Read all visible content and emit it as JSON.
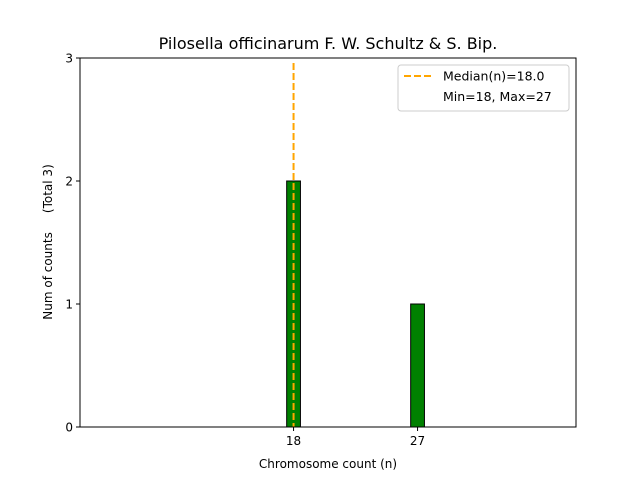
{
  "chart_data": {
    "type": "bar",
    "title": "Pilosella officinarum F. W. Schultz & S. Bip.",
    "xlabel": "Chromosome count (n)",
    "ylabel": "Num of counts     (Total 3)",
    "x": [
      18,
      27
    ],
    "values": [
      2,
      1
    ],
    "xlim": [
      2.5,
      38.5
    ],
    "ylim": [
      0,
      3
    ],
    "xticks": [
      18,
      27
    ],
    "yticks": [
      0,
      1,
      2,
      3
    ],
    "bar_color": "#008000",
    "bar_edge_color": "#000000",
    "median": {
      "value": 18.0,
      "label": "Median(n)=18.0",
      "color": "#FFA500"
    },
    "range_label": "Min=18, Max=27",
    "legend_position": "top-right",
    "grid": false
  }
}
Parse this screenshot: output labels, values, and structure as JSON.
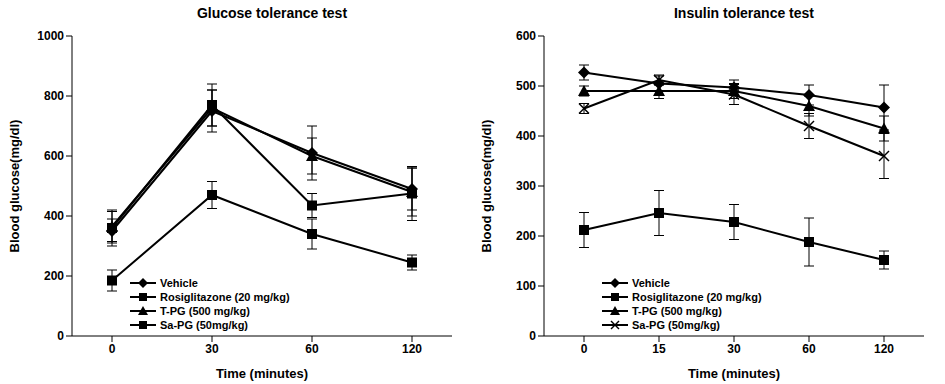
{
  "chart_data": [
    {
      "type": "line",
      "title": "Glucose tolerance test",
      "x_label": "Time (minutes)",
      "y_label": "Blood glucose(mg/dl)",
      "categories": [
        0,
        30,
        60,
        120
      ],
      "ylim": [
        0,
        1000
      ],
      "yticks": [
        0,
        200,
        400,
        600,
        800,
        1000
      ],
      "grid": false,
      "legend": "lower left",
      "series": [
        {
          "name": "Vehicle",
          "color": "#000000",
          "marker": "diamond",
          "values": [
            350,
            750,
            610,
            490
          ],
          "errors": [
            40,
            70,
            90,
            70
          ]
        },
        {
          "name": "Rosiglitazone (20 mg/kg)",
          "color": "#000000",
          "marker": "square",
          "values": [
            185,
            470,
            340,
            245
          ],
          "errors": [
            35,
            45,
            50,
            25
          ]
        },
        {
          "name": "T-PG (500 mg/kg)",
          "color": "#000000",
          "marker": "triangle",
          "values": [
            365,
            760,
            600,
            480
          ],
          "errors": [
            50,
            60,
            60,
            80
          ]
        },
        {
          "name": "Sa-PG (50mg/kg)",
          "color": "#000000",
          "marker": "square",
          "values": [
            360,
            770,
            435,
            475
          ],
          "errors": [
            60,
            70,
            40,
            90
          ]
        }
      ]
    },
    {
      "type": "line",
      "title": "Insulin tolerance test",
      "x_label": "Time (minutes)",
      "y_label": "Blood glucose(mg/dl)",
      "categories": [
        0,
        15,
        30,
        60,
        120
      ],
      "ylim": [
        0,
        600
      ],
      "yticks": [
        0,
        100,
        200,
        300,
        400,
        500,
        600
      ],
      "grid": false,
      "legend": "lower left",
      "series": [
        {
          "name": "Vehicle",
          "color": "#000000",
          "marker": "diamond",
          "values": [
            527,
            505,
            497,
            482,
            457
          ],
          "errors": [
            15,
            15,
            15,
            20,
            45
          ]
        },
        {
          "name": "Rosiglitazone (20 mg/kg)",
          "color": "#000000",
          "marker": "square",
          "values": [
            212,
            246,
            228,
            188,
            152
          ],
          "errors": [
            35,
            45,
            35,
            48,
            18
          ]
        },
        {
          "name": "T-PG (500 mg/kg)",
          "color": "#000000",
          "marker": "triangle",
          "values": [
            490,
            490,
            490,
            460,
            415
          ],
          "errors": [
            10,
            15,
            15,
            20,
            25
          ]
        },
        {
          "name": "Sa-PG (50mg/kg)",
          "color": "#000000",
          "marker": "x",
          "values": [
            455,
            512,
            483,
            420,
            360
          ],
          "errors": [
            10,
            10,
            20,
            25,
            45
          ]
        }
      ]
    }
  ]
}
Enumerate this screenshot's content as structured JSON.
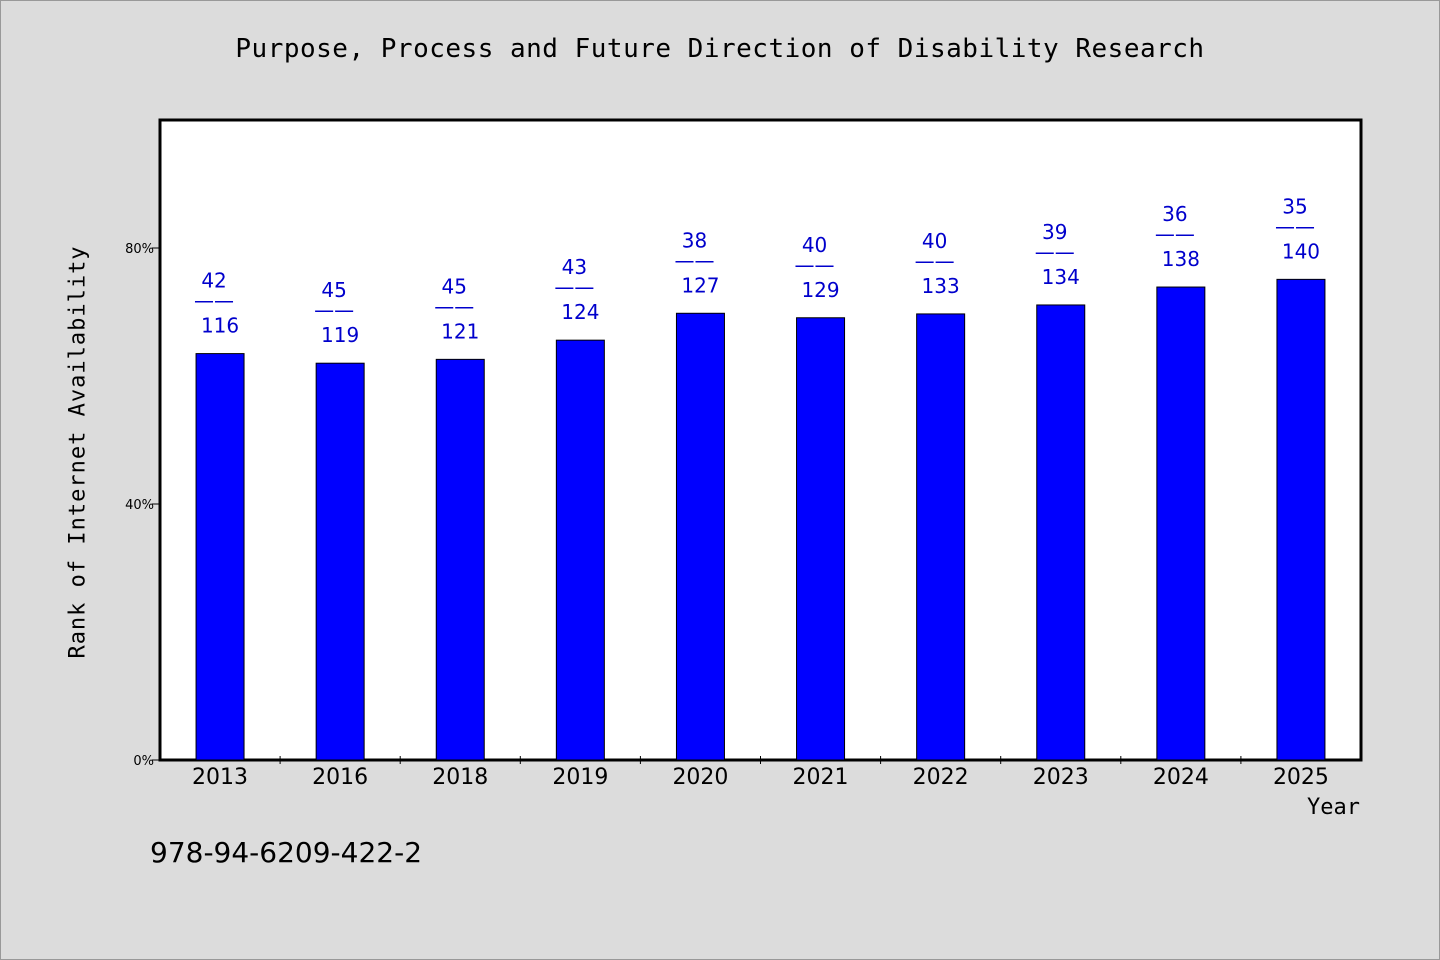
{
  "chart_data": {
    "type": "bar",
    "title": "Purpose, Process and Future Direction of Disability Research",
    "xlabel": "Year",
    "ylabel": "Rank of Internet Availability",
    "categories": [
      "2013",
      "2016",
      "2018",
      "2019",
      "2020",
      "2021",
      "2022",
      "2023",
      "2024",
      "2025"
    ],
    "values": [
      63.5,
      62.0,
      62.6,
      65.6,
      69.8,
      69.1,
      69.7,
      71.1,
      73.9,
      75.1
    ],
    "data_labels": [
      {
        "top": "42",
        "sep": "——",
        "bottom": "116"
      },
      {
        "top": "45",
        "sep": "——",
        "bottom": "119"
      },
      {
        "top": "45",
        "sep": "——",
        "bottom": "121"
      },
      {
        "top": "43",
        "sep": "——",
        "bottom": "124"
      },
      {
        "top": "38",
        "sep": "——",
        "bottom": "127"
      },
      {
        "top": "40",
        "sep": "——",
        "bottom": "129"
      },
      {
        "top": "40",
        "sep": "——",
        "bottom": "133"
      },
      {
        "top": "39",
        "sep": "——",
        "bottom": "134"
      },
      {
        "top": "36",
        "sep": "——",
        "bottom": "138"
      },
      {
        "top": "35",
        "sep": "——",
        "bottom": "140"
      }
    ],
    "ylim": [
      0,
      100
    ],
    "yticks": [
      0,
      40,
      80
    ],
    "ytick_labels": [
      "0%",
      "40%",
      "80%"
    ],
    "grid": false,
    "bar_color": "#0000ff",
    "label_color": "#0000cc"
  },
  "footer": {
    "isbn": "978-94-6209-422-2"
  }
}
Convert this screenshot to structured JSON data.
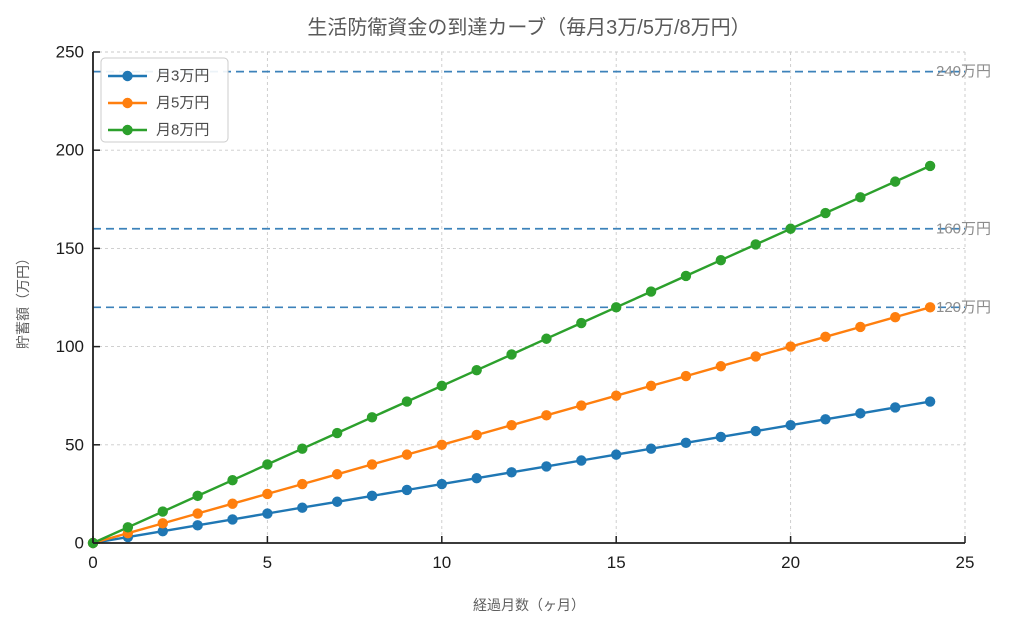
{
  "chart_data": {
    "type": "line",
    "title": "生活防衛資金の到達カーブ（毎月3万/5万/8万円）",
    "xlabel": "経過月数（ヶ月）",
    "ylabel": "貯蓄額（万円）",
    "x": [
      0,
      1,
      2,
      3,
      4,
      5,
      6,
      7,
      8,
      9,
      10,
      11,
      12,
      13,
      14,
      15,
      16,
      17,
      18,
      19,
      20,
      21,
      22,
      23,
      24
    ],
    "series": [
      {
        "name": "月3万円",
        "color": "#1f77b4",
        "values": [
          0,
          3,
          6,
          9,
          12,
          15,
          18,
          21,
          24,
          27,
          30,
          33,
          36,
          39,
          42,
          45,
          48,
          51,
          54,
          57,
          60,
          63,
          66,
          69,
          72
        ]
      },
      {
        "name": "月5万円",
        "color": "#ff7f0e",
        "values": [
          0,
          5,
          10,
          15,
          20,
          25,
          30,
          35,
          40,
          45,
          50,
          55,
          60,
          65,
          70,
          75,
          80,
          85,
          90,
          95,
          100,
          105,
          110,
          115,
          120
        ]
      },
      {
        "name": "月8万円",
        "color": "#2ca02c",
        "values": [
          0,
          8,
          16,
          24,
          32,
          40,
          48,
          56,
          64,
          72,
          80,
          88,
          96,
          104,
          112,
          120,
          128,
          136,
          144,
          152,
          160,
          168,
          176,
          184,
          192
        ]
      }
    ],
    "thresholds": [
      {
        "value": 120,
        "label": "120万円"
      },
      {
        "value": 160,
        "label": "160万円"
      },
      {
        "value": 240,
        "label": "240万円"
      }
    ],
    "xticks": [
      0,
      5,
      10,
      15,
      20,
      25
    ],
    "yticks": [
      0,
      50,
      100,
      150,
      200,
      250
    ],
    "xlim": [
      0,
      25
    ],
    "ylim": [
      0,
      250
    ],
    "grid": true,
    "legend_position": "upper left",
    "colors": {
      "threshold_line": "#3c82ba",
      "threshold_label": "#8c8c8c",
      "grid_line": "#c9c9c9",
      "spine": "#1f1f1f",
      "tick_label": "#1c1c1c",
      "title_text": "#595959",
      "axis_label_text": "#5f5f5f",
      "legend_text": "#4c4c4c",
      "legend_border": "#cccccc"
    }
  }
}
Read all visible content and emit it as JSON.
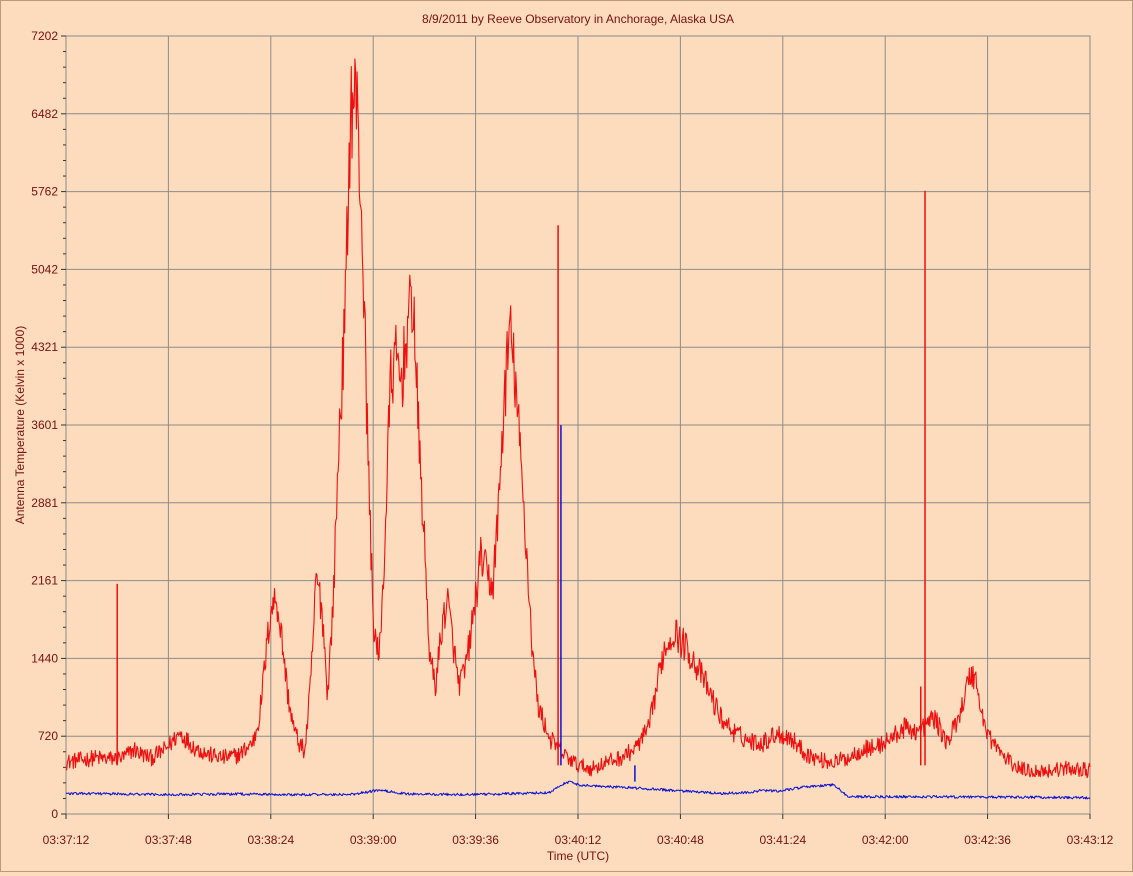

--------

SHORT EXERCISE ▸ Quote the preceding listing precisely and completely, omitting its images.

RESULT FOR THIS TASK ▸
Read all visible content and emit it as JSON.
{
  "chart_data": {
    "type": "bar",
    "title": "Pilosella officinarum F. W. Schultz & S. Bip.",
    "xlabel": "Chromosome count (n)",
    "ylabel": "Num of counts     (Total 3)",
    "x": [
      18,
      27
    ],
    "values": [
      2,
      1
    ],
    "xlim": [
      2.5,
      38.5
    ],
    "ylim": [
      0,
      3
    ],
    "xticks": [
      18,
      27
    ],
    "yticks": [
      0,
      1,
      2,
      3
    ],
    "bar_color": "#008000",
    "bar_edge_color": "#000000",
    "median": {
      "value": 18.0,
      "label": "Median(n)=18.0",
      "color": "#FFA500"
    },
    "range_label": "Min=18, Max=27",
    "legend_position": "top-right",
    "grid": false
  }
}
Parse this screenshot: output labels, values, and structure as JSON.
{
  "chart_data": [
    {
      "type": "line",
      "title": "Glucose tolerance test",
      "x_label": "Time (minutes)",
      "y_label": "Blood glucose(mg/dl)",
      "categories": [
        0,
        30,
        60,
        120
      ],
      "ylim": [
        0,
        1000
      ],
      "yticks": [
        0,
        200,
        400,
        600,
        800,
        1000
      ],
      "grid": false,
      "legend": "lower left",
      "series": [
        {
          "name": "Vehicle",
          "color": "#000000",
          "marker": "diamond",
          "values": [
            350,
            750,
            610,
            490
          ],
          "errors": [
            40,
            70,
            90,
            70
          ]
        },
        {
          "name": "Rosiglitazone (20 mg/kg)",
          "color": "#000000",
          "marker": "square",
          "values": [
            185,
            470,
            340,
            245
          ],
          "errors": [
            35,
            45,
            50,
            25
          ]
        },
        {
          "name": "T-PG (500 mg/kg)",
          "color": "#000000",
          "marker": "triangle",
          "values": [
            365,
            760,
            600,
            480
          ],
          "errors": [
            50,
            60,
            60,
            80
          ]
        },
        {
          "name": "Sa-PG (50mg/kg)",
          "color": "#000000",
          "marker": "square",
          "values": [
            360,
            770,
            435,
            475
          ],
          "errors": [
            60,
            70,
            40,
            90
          ]
        }
      ]
    },
    {
      "type": "line",
      "title": "Insulin tolerance test",
      "x_label": "Time (minutes)",
      "y_label": "Blood glucose(mg/dl)",
      "categories": [
        0,
        15,
        30,
        60,
        120
      ],
      "ylim": [
        0,
        600
      ],
      "yticks": [
        0,
        100,
        200,
        300,
        400,
        500,
        600
      ],
      "grid": false,
      "legend": "lower left",
      "series": [
        {
          "name": "Vehicle",
          "color": "#000000",
          "marker": "diamond",
          "values": [
            527,
            505,
            497,
            482,
            457
          ],
          "errors": [
            15,
            15,
            15,
            20,
            45
          ]
        },
        {
          "name": "Rosiglitazone (20 mg/kg)",
          "color": "#000000",
          "marker": "square",
          "values": [
            212,
            246,
            228,
            188,
            152
          ],
          "errors": [
            35,
            45,
            35,
            48,
            18
          ]
        },
        {
          "name": "T-PG (500 mg/kg)",
          "color": "#000000",
          "marker": "triangle",
          "values": [
            490,
            490,
            490,
            460,
            415
          ],
          "errors": [
            10,
            15,
            15,
            20,
            25
          ]
        },
        {
          "name": "Sa-PG (50mg/kg)",
          "color": "#000000",
          "marker": "x",
          "values": [
            455,
            512,
            483,
            420,
            360
          ],
          "errors": [
            10,
            10,
            20,
            25,
            45
          ]
        }
      ]
    }
  ]
}
Enumerate this screenshot's content as structured JSON.
{
  "chart_data": {
    "type": "bar",
    "title": "Purpose, Process and Future Direction of Disability Research",
    "xlabel": "Year",
    "ylabel": "Rank of Internet Availability",
    "categories": [
      "2013",
      "2016",
      "2018",
      "2019",
      "2020",
      "2021",
      "2022",
      "2023",
      "2024",
      "2025"
    ],
    "values": [
      63.5,
      62.0,
      62.6,
      65.6,
      69.8,
      69.1,
      69.7,
      71.1,
      73.9,
      75.1
    ],
    "data_labels": [
      {
        "top": "42",
        "sep": "——",
        "bottom": "116"
      },
      {
        "top": "45",
        "sep": "——",
        "bottom": "119"
      },
      {
        "top": "45",
        "sep": "——",
        "bottom": "121"
      },
      {
        "top": "43",
        "sep": "——",
        "bottom": "124"
      },
      {
        "top": "38",
        "sep": "——",
        "bottom": "127"
      },
      {
        "top": "40",
        "sep": "——",
        "bottom": "129"
      },
      {
        "top": "40",
        "sep": "——",
        "bottom": "133"
      },
      {
        "top": "39",
        "sep": "——",
        "bottom": "134"
      },
      {
        "top": "36",
        "sep": "——",
        "bottom": "138"
      },
      {
        "top": "35",
        "sep": "——",
        "bottom": "140"
      }
    ],
    "ylim": [
      0,
      100
    ],
    "yticks": [
      0,
      40,
      80
    ],
    "ytick_labels": [
      "0%",
      "40%",
      "80%"
    ],
    "grid": false,
    "bar_color": "#0000ff",
    "label_color": "#0000cc"
  },
  "footer": {
    "isbn": "978-94-6209-422-2"
  }
}
Convert this screenshot to structured JSON data.
{
  "chart_data": {
    "type": "line",
    "title": "生活防衛資金の到達カーブ（毎月3万/5万/8万円）",
    "xlabel": "経過月数（ヶ月）",
    "ylabel": "貯蓄額（万円）",
    "x": [
      0,
      1,
      2,
      3,
      4,
      5,
      6,
      7,
      8,
      9,
      10,
      11,
      12,
      13,
      14,
      15,
      16,
      17,
      18,
      19,
      20,
      21,
      22,
      23,
      24
    ],
    "series": [
      {
        "name": "月3万円",
        "color": "#1f77b4",
        "values": [
          0,
          3,
          6,
          9,
          12,
          15,
          18,
          21,
          24,
          27,
          30,
          33,
          36,
          39,
          42,
          45,
          48,
          51,
          54,
          57,
          60,
          63,
          66,
          69,
          72
        ]
      },
      {
        "name": "月5万円",
        "color": "#ff7f0e",
        "values": [
          0,
          5,
          10,
          15,
          20,
          25,
          30,
          35,
          40,
          45,
          50,
          55,
          60,
          65,
          70,
          75,
          80,
          85,
          90,
          95,
          100,
          105,
          110,
          115,
          120
        ]
      },
      {
        "name": "月8万円",
        "color": "#2ca02c",
        "values": [
          0,
          8,
          16,
          24,
          32,
          40,
          48,
          56,
          64,
          72,
          80,
          88,
          96,
          104,
          112,
          120,
          128,
          136,
          144,
          152,
          160,
          168,
          176,
          184,
          192
        ]
      }
    ],
    "thresholds": [
      {
        "value": 120,
        "label": "120万円"
      },
      {
        "value": 160,
        "label": "160万円"
      },
      {
        "value": 240,
        "label": "240万円"
      }
    ],
    "xticks": [
      0,
      5,
      10,
      15,
      20,
      25
    ],
    "yticks": [
      0,
      50,
      100,
      150,
      200,
      250
    ],
    "xlim": [
      0,
      25
    ],
    "ylim": [
      0,
      250
    ],
    "grid": true,
    "legend_position": "upper left",
    "colors": {
      "threshold_line": "#3c82ba",
      "threshold_label": "#8c8c8c",
      "grid_line": "#c9c9c9",
      "spine": "#1f1f1f",
      "tick_label": "#1c1c1c",
      "title_text": "#595959",
      "axis_label_text": "#5f5f5f",
      "legend_text": "#4c4c4c",
      "legend_border": "#cccccc"
    }
  }
}
Read all visible content and emit it as JSON.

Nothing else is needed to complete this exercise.